DATA SUPPLIED:

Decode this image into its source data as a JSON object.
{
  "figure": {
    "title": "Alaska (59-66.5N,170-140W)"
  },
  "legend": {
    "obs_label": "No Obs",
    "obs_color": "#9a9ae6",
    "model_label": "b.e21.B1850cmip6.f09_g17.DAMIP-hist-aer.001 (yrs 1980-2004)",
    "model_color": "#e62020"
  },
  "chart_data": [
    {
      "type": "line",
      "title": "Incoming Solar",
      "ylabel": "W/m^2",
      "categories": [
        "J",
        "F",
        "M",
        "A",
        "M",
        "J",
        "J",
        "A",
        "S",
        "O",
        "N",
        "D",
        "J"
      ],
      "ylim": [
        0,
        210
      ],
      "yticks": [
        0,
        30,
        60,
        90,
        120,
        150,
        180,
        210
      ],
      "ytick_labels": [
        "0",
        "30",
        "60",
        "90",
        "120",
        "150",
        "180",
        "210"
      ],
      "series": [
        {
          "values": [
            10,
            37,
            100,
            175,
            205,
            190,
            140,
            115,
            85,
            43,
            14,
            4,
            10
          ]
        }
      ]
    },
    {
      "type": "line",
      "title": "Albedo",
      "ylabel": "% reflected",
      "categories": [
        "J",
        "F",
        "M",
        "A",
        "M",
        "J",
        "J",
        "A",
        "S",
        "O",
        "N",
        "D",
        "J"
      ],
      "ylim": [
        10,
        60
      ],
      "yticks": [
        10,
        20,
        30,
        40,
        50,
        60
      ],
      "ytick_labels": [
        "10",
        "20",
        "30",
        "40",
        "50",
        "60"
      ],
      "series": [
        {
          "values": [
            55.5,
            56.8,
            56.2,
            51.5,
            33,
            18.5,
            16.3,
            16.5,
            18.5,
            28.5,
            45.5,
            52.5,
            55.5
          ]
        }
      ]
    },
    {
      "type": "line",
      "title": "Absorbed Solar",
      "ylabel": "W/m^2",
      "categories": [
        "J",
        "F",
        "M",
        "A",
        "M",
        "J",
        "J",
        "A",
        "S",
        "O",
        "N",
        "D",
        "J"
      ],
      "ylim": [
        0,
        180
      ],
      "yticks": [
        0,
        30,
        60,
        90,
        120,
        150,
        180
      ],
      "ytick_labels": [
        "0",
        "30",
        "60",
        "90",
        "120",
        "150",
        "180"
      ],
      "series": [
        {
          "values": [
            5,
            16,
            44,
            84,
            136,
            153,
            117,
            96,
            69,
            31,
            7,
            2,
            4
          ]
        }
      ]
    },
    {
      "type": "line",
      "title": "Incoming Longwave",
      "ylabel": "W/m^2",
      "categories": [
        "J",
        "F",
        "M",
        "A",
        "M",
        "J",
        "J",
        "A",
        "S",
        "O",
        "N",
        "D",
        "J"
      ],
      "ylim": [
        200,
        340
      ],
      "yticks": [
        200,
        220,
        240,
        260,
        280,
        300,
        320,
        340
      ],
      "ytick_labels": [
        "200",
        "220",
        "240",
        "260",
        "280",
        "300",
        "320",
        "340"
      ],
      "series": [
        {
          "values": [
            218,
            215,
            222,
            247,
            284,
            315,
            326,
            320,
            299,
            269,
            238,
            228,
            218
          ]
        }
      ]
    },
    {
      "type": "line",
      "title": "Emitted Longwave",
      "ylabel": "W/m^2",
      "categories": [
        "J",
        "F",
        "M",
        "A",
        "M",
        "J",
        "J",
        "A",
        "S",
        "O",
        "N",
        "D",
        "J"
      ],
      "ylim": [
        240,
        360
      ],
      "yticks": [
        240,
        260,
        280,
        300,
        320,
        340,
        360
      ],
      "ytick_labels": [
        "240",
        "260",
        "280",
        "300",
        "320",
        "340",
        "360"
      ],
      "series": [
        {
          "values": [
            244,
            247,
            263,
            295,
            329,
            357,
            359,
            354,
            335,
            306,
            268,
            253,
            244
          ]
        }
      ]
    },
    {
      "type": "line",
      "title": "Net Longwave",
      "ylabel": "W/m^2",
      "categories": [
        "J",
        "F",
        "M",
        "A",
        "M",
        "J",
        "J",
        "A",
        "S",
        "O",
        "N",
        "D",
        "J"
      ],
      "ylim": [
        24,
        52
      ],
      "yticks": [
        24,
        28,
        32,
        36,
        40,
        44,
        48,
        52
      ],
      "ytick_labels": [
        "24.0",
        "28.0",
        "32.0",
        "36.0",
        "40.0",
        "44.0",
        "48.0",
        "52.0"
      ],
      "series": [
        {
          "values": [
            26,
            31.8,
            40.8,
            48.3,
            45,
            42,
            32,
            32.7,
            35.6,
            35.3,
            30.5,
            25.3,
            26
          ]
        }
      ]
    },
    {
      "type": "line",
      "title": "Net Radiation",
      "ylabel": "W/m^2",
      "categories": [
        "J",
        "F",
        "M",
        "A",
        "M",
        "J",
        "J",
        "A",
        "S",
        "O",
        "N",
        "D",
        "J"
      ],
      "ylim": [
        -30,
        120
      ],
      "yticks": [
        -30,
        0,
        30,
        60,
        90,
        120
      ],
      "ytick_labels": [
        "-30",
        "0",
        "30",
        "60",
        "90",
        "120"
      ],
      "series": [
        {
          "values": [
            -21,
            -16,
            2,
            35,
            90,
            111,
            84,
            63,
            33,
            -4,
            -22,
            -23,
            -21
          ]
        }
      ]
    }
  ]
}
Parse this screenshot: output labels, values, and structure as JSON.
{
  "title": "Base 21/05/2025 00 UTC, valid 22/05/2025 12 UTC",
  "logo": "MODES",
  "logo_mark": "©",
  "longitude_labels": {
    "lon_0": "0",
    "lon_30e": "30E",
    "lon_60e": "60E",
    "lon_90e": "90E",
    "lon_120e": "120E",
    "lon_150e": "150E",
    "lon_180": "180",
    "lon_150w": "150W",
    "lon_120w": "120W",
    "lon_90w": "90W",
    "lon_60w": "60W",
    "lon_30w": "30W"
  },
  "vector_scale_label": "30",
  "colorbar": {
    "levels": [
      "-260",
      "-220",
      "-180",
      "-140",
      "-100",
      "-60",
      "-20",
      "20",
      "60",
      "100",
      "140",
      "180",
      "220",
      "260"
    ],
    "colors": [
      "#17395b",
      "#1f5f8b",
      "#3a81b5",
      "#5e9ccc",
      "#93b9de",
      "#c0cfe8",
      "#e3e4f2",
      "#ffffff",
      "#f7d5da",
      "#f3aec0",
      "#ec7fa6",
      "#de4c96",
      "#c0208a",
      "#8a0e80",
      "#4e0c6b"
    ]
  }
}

WHAT THE EXERCISE ASKS: Write out all the lines again, exactly as they are.

FULL OUTPUT:
Decode this image into its source data as a JSON object.
{
  "figure": {
    "title": "Alaska (59-66.5N,170-140W)"
  },
  "legend": {
    "obs_label": "No Obs",
    "obs_color": "#9a9ae6",
    "model_label": "b.e21.B1850cmip6.f09_g17.DAMIP-hist-aer.001 (yrs 1980-2004)",
    "model_color": "#e62020"
  },
  "chart_data": [
    {
      "type": "line",
      "title": "Incoming Solar",
      "ylabel": "W/m^2",
      "categories": [
        "J",
        "F",
        "M",
        "A",
        "M",
        "J",
        "J",
        "A",
        "S",
        "O",
        "N",
        "D",
        "J"
      ],
      "ylim": [
        0,
        210
      ],
      "yticks": [
        0,
        30,
        60,
        90,
        120,
        150,
        180,
        210
      ],
      "ytick_labels": [
        "0",
        "30",
        "60",
        "90",
        "120",
        "150",
        "180",
        "210"
      ],
      "series": [
        {
          "values": [
            10,
            37,
            100,
            175,
            205,
            190,
            140,
            115,
            85,
            43,
            14,
            4,
            10
          ]
        }
      ]
    },
    {
      "type": "line",
      "title": "Albedo",
      "ylabel": "% reflected",
      "categories": [
        "J",
        "F",
        "M",
        "A",
        "M",
        "J",
        "J",
        "A",
        "S",
        "O",
        "N",
        "D",
        "J"
      ],
      "ylim": [
        10,
        60
      ],
      "yticks": [
        10,
        20,
        30,
        40,
        50,
        60
      ],
      "ytick_labels": [
        "10",
        "20",
        "30",
        "40",
        "50",
        "60"
      ],
      "series": [
        {
          "values": [
            55.5,
            56.8,
            56.2,
            51.5,
            33,
            18.5,
            16.3,
            16.5,
            18.5,
            28.5,
            45.5,
            52.5,
            55.5
          ]
        }
      ]
    },
    {
      "type": "line",
      "title": "Absorbed Solar",
      "ylabel": "W/m^2",
      "categories": [
        "J",
        "F",
        "M",
        "A",
        "M",
        "J",
        "J",
        "A",
        "S",
        "O",
        "N",
        "D",
        "J"
      ],
      "ylim": [
        0,
        180
      ],
      "yticks": [
        0,
        30,
        60,
        90,
        120,
        150,
        180
      ],
      "ytick_labels": [
        "0",
        "30",
        "60",
        "90",
        "120",
        "150",
        "180"
      ],
      "series": [
        {
          "values": [
            5,
            16,
            44,
            84,
            136,
            153,
            117,
            96,
            69,
            31,
            7,
            2,
            4
          ]
        }
      ]
    },
    {
      "type": "line",
      "title": "Incoming Longwave",
      "ylabel": "W/m^2",
      "categories": [
        "J",
        "F",
        "M",
        "A",
        "M",
        "J",
        "J",
        "A",
        "S",
        "O",
        "N",
        "D",
        "J"
      ],
      "ylim": [
        200,
        340
      ],
      "yticks": [
        200,
        220,
        240,
        260,
        280,
        300,
        320,
        340
      ],
      "ytick_labels": [
        "200",
        "220",
        "240",
        "260",
        "280",
        "300",
        "320",
        "340"
      ],
      "series": [
        {
          "values": [
            218,
            215,
            222,
            247,
            284,
            315,
            326,
            320,
            299,
            269,
            238,
            228,
            218
          ]
        }
      ]
    },
    {
      "type": "line",
      "title": "Emitted Longwave",
      "ylabel": "W/m^2",
      "categories": [
        "J",
        "F",
        "M",
        "A",
        "M",
        "J",
        "J",
        "A",
        "S",
        "O",
        "N",
        "D",
        "J"
      ],
      "ylim": [
        240,
        360
      ],
      "yticks": [
        240,
        260,
        280,
        300,
        320,
        340,
        360
      ],
      "ytick_labels": [
        "240",
        "260",
        "280",
        "300",
        "320",
        "340",
        "360"
      ],
      "series": [
        {
          "values": [
            244,
            247,
            263,
            295,
            329,
            357,
            359,
            354,
            335,
            306,
            268,
            253,
            244
          ]
        }
      ]
    },
    {
      "type": "line",
      "title": "Net Longwave",
      "ylabel": "W/m^2",
      "categories": [
        "J",
        "F",
        "M",
        "A",
        "M",
        "J",
        "J",
        "A",
        "S",
        "O",
        "N",
        "D",
        "J"
      ],
      "ylim": [
        24,
        52
      ],
      "yticks": [
        24,
        28,
        32,
        36,
        40,
        44,
        48,
        52
      ],
      "ytick_labels": [
        "24.0",
        "28.0",
        "32.0",
        "36.0",
        "40.0",
        "44.0",
        "48.0",
        "52.0"
      ],
      "series": [
        {
          "values": [
            26,
            31.8,
            40.8,
            48.3,
            45,
            42,
            32,
            32.7,
            35.6,
            35.3,
            30.5,
            25.3,
            26
          ]
        }
      ]
    },
    {
      "type": "line",
      "title": "Net Radiation",
      "ylabel": "W/m^2",
      "categories": [
        "J",
        "F",
        "M",
        "A",
        "M",
        "J",
        "J",
        "A",
        "S",
        "O",
        "N",
        "D",
        "J"
      ],
      "ylim": [
        -30,
        120
      ],
      "yticks": [
        -30,
        0,
        30,
        60,
        90,
        120
      ],
      "ytick_labels": [
        "-30",
        "0",
        "30",
        "60",
        "90",
        "120"
      ],
      "series": [
        {
          "values": [
            -21,
            -16,
            2,
            35,
            90,
            111,
            84,
            63,
            33,
            -4,
            -22,
            -23,
            -21
          ]
        }
      ]
    }
  ]
}
Parse this screenshot: output labels, values, and structure as JSON.
{
  "title": "Base 21/05/2025 00 UTC, valid 22/05/2025 12 UTC",
  "logo": "MODES",
  "logo_mark": "©",
  "longitude_labels": {
    "lon_0": "0",
    "lon_30e": "30E",
    "lon_60e": "60E",
    "lon_90e": "90E",
    "lon_120e": "120E",
    "lon_150e": "150E",
    "lon_180": "180",
    "lon_150w": "150W",
    "lon_120w": "120W",
    "lon_90w": "90W",
    "lon_60w": "60W",
    "lon_30w": "30W"
  },
  "vector_scale_label": "30",
  "colorbar": {
    "levels": [
      "-260",
      "-220",
      "-180",
      "-140",
      "-100",
      "-60",
      "-20",
      "20",
      "60",
      "100",
      "140",
      "180",
      "220",
      "260"
    ],
    "colors": [
      "#17395b",
      "#1f5f8b",
      "#3a81b5",
      "#5e9ccc",
      "#93b9de",
      "#c0cfe8",
      "#e3e4f2",
      "#ffffff",
      "#f7d5da",
      "#f3aec0",
      "#ec7fa6",
      "#de4c96",
      "#c0208a",
      "#8a0e80",
      "#4e0c6b"
    ]
  }
}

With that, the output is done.